**TASK REQUIREMENTS:**
Check each line of the data below for the word "согласованию", then extract the ones that have it.

**Dataset entries:**
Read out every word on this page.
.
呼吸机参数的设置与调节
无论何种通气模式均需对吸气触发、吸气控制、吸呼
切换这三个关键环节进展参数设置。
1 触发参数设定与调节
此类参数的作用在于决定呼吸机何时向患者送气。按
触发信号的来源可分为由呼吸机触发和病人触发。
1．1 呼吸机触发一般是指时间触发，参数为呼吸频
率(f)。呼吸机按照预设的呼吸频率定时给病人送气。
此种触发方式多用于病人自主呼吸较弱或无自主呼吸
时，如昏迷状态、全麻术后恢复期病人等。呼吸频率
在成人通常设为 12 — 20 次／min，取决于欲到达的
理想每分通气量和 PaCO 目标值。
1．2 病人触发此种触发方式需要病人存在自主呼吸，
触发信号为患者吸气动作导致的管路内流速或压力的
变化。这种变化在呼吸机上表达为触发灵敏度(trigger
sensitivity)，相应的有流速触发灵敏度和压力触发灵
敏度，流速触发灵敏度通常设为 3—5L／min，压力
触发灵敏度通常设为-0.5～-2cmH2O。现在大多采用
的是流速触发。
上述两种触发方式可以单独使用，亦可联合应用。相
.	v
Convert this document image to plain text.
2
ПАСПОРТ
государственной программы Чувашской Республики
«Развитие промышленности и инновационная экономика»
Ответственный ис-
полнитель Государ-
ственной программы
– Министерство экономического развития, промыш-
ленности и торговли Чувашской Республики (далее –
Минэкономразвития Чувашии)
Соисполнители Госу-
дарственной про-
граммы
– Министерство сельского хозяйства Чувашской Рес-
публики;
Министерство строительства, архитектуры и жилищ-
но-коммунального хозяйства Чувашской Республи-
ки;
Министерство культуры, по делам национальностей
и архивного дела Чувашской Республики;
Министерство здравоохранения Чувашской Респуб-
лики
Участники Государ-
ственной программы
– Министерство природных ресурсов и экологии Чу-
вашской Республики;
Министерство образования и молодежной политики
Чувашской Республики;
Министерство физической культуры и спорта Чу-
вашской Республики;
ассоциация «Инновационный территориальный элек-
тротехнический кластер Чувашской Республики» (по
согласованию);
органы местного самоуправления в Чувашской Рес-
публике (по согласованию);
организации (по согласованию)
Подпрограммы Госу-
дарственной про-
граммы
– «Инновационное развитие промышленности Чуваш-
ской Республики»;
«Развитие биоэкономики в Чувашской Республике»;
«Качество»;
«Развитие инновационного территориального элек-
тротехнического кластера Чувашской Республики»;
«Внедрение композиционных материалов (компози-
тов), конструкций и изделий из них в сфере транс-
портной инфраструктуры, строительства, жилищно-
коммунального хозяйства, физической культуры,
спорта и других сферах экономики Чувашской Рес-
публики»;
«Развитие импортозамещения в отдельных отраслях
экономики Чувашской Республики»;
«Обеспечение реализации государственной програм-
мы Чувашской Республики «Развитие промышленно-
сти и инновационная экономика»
...
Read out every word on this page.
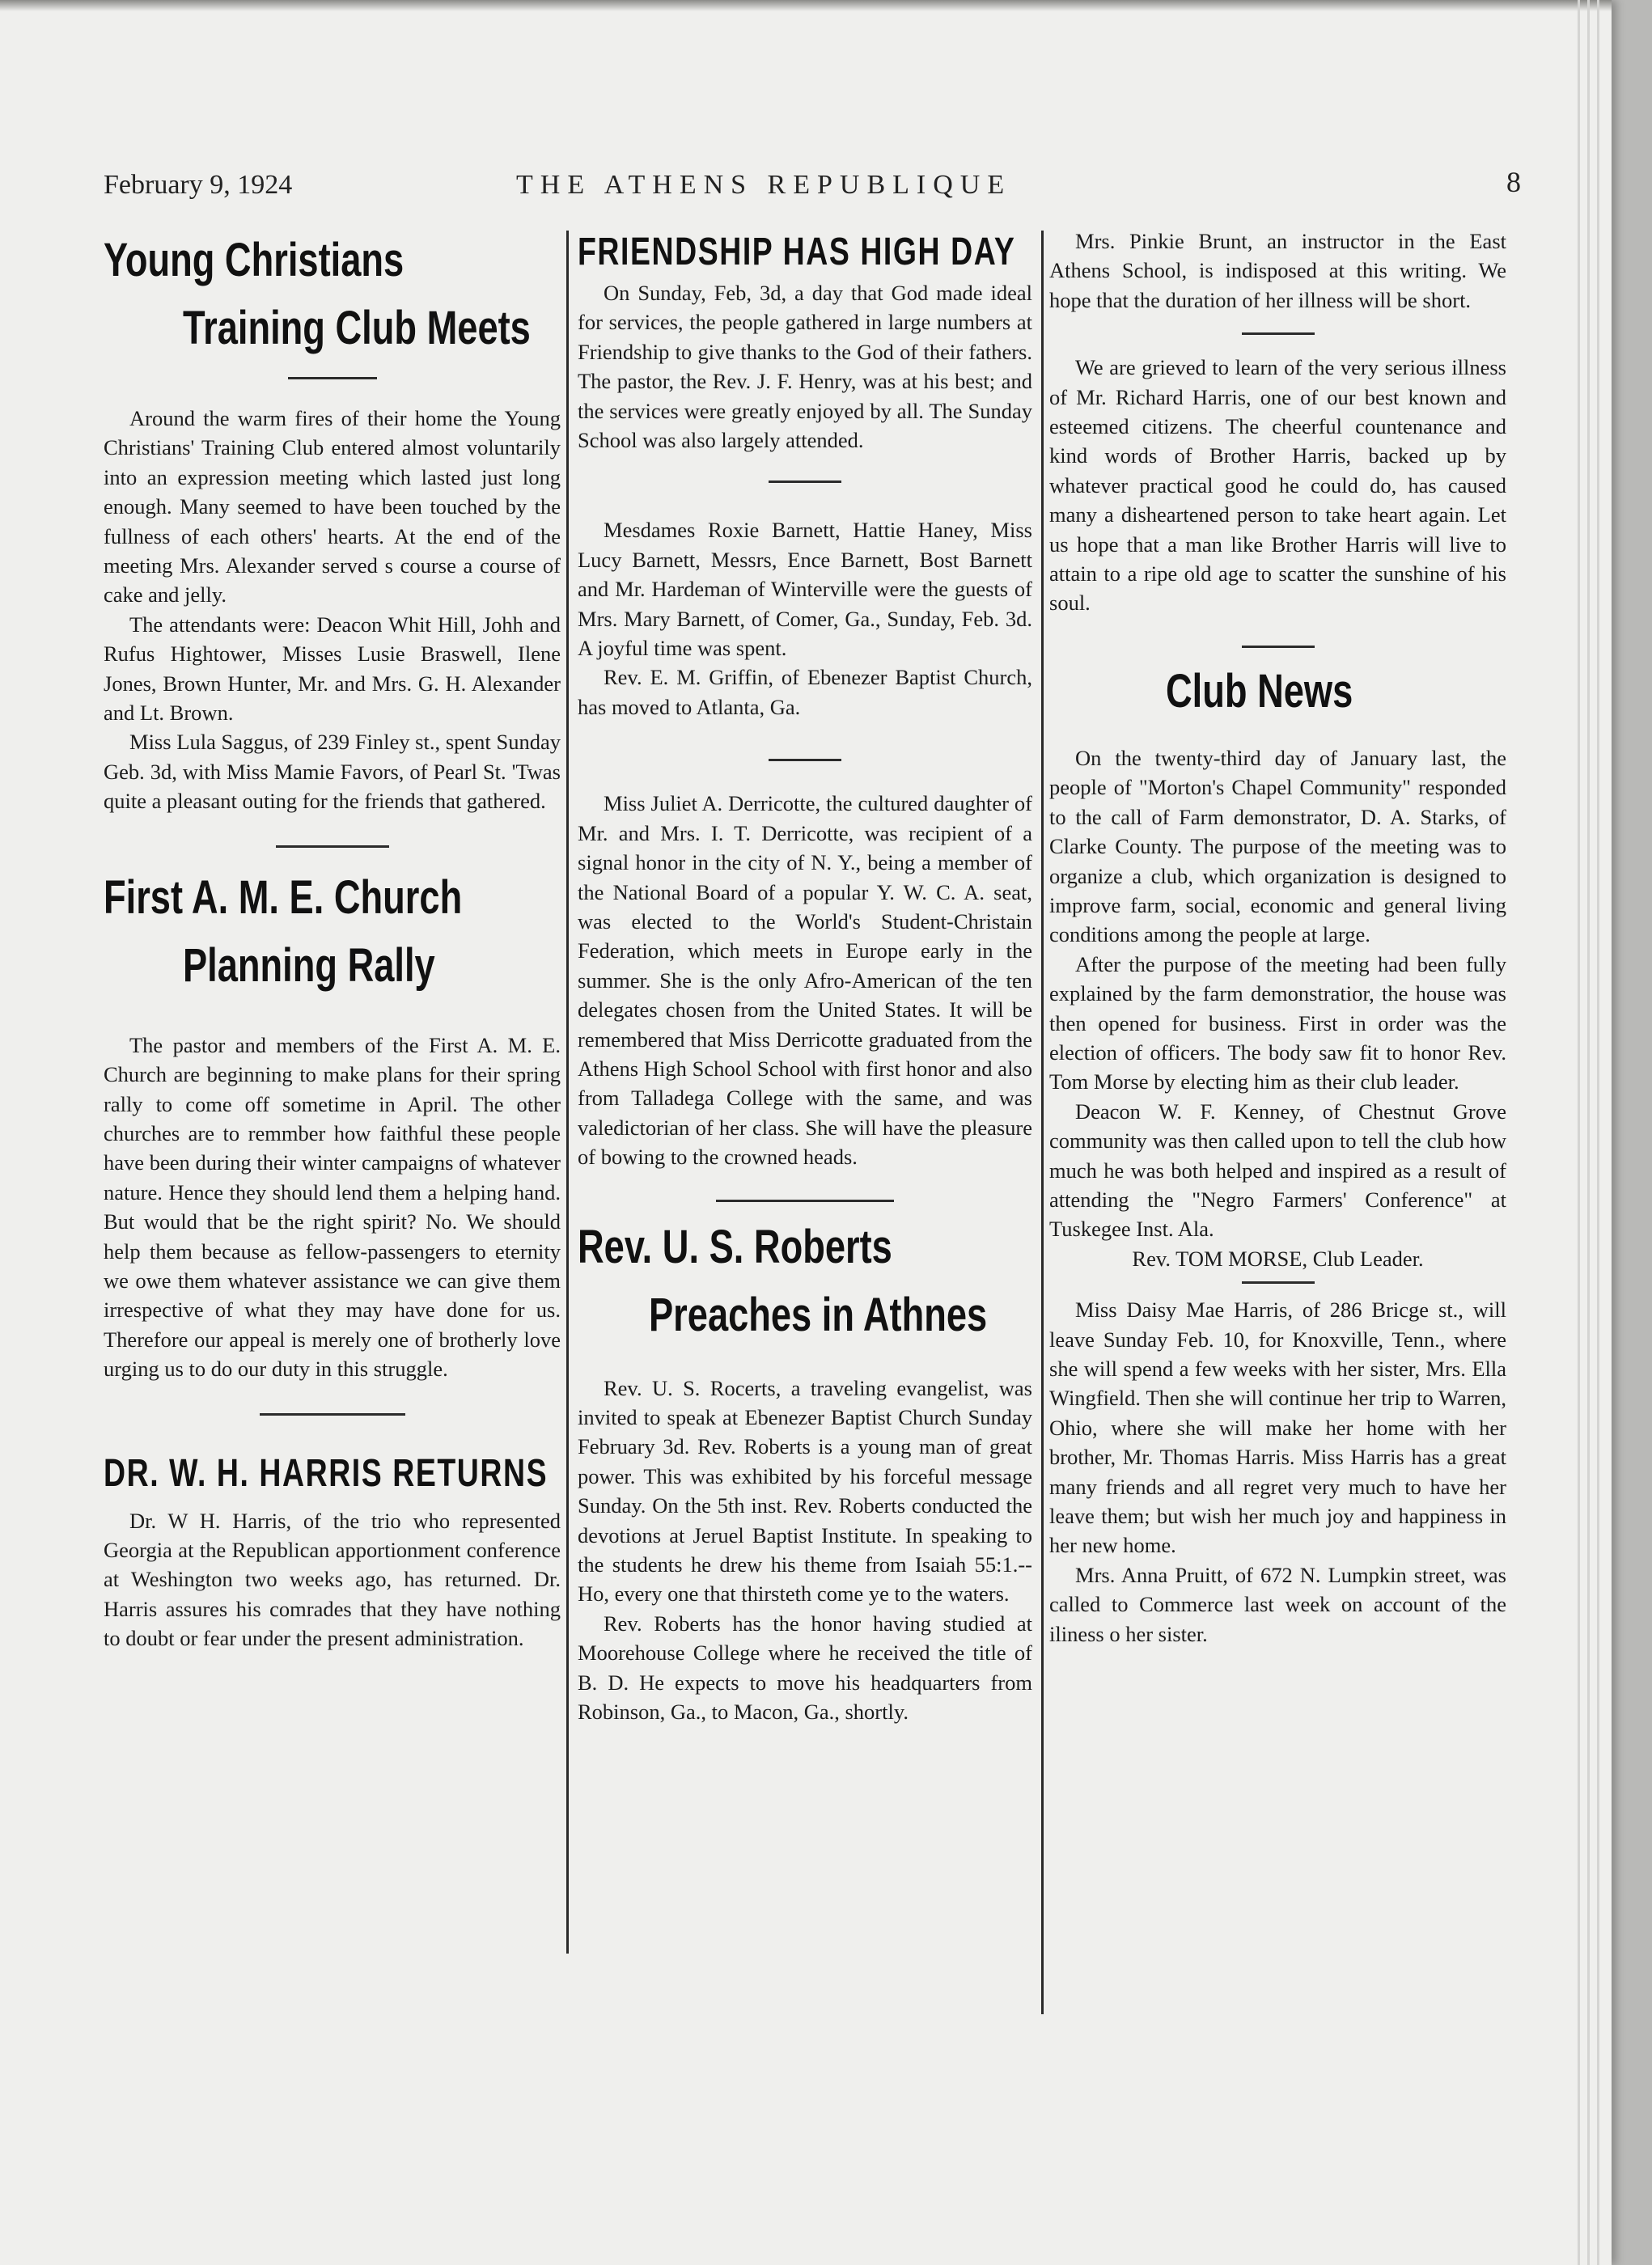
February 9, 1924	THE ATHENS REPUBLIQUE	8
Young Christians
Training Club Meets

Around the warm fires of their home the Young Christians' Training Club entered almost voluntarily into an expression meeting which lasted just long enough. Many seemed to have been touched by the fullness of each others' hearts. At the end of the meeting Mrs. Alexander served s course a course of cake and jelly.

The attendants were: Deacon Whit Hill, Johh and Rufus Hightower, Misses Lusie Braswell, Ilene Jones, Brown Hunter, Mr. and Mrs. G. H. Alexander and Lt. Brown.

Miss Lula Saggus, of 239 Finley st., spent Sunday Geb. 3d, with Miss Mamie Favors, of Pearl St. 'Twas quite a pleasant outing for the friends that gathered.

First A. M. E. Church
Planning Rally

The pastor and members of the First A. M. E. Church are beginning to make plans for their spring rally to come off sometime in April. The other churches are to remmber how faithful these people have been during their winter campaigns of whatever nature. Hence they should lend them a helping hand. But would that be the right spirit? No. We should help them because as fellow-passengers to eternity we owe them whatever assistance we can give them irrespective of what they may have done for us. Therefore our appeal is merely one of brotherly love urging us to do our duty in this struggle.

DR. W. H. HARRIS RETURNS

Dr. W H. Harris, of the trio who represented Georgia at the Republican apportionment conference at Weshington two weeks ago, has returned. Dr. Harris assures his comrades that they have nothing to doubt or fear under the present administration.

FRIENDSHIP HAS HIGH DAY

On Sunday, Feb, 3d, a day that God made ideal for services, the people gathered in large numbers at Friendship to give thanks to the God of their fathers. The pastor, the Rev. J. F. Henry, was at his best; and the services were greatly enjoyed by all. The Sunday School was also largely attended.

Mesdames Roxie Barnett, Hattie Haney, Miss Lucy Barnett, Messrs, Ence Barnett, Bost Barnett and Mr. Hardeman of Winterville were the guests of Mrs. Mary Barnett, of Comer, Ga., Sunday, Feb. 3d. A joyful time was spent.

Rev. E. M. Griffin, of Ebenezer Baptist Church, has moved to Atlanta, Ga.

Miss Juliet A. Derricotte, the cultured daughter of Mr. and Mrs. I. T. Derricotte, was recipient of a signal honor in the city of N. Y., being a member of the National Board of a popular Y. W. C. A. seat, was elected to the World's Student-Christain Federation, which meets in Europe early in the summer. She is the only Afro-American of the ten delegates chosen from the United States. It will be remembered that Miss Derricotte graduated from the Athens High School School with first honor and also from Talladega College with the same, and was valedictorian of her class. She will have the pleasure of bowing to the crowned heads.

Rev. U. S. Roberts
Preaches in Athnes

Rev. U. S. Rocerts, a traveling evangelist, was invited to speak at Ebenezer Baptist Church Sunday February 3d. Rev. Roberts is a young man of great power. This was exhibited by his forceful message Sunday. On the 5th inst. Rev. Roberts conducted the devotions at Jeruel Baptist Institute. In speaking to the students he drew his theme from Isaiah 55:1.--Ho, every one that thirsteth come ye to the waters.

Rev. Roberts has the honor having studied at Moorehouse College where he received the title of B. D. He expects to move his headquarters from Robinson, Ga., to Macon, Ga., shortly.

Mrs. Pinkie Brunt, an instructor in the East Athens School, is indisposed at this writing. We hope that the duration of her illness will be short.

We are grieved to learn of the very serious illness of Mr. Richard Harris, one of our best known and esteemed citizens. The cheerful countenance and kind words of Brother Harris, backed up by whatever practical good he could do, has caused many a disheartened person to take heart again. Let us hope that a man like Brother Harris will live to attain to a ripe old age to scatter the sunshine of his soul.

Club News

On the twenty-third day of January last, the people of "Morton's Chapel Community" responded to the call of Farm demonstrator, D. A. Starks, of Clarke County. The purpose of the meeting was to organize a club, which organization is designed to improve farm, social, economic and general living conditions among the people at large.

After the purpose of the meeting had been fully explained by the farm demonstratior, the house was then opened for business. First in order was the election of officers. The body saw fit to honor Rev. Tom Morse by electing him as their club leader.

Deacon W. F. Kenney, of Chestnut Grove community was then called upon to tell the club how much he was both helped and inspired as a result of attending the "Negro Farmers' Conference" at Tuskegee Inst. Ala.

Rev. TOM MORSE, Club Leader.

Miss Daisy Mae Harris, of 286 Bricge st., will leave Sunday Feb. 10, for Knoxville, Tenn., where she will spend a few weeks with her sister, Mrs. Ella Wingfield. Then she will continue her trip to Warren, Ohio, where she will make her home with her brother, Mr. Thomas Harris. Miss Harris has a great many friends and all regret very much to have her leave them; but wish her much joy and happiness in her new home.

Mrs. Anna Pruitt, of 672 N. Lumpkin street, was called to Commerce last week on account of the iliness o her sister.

**OUTPUT FOR THIS TASK:**
согласованию);
публике (по согласованию);
организации (по согласованию)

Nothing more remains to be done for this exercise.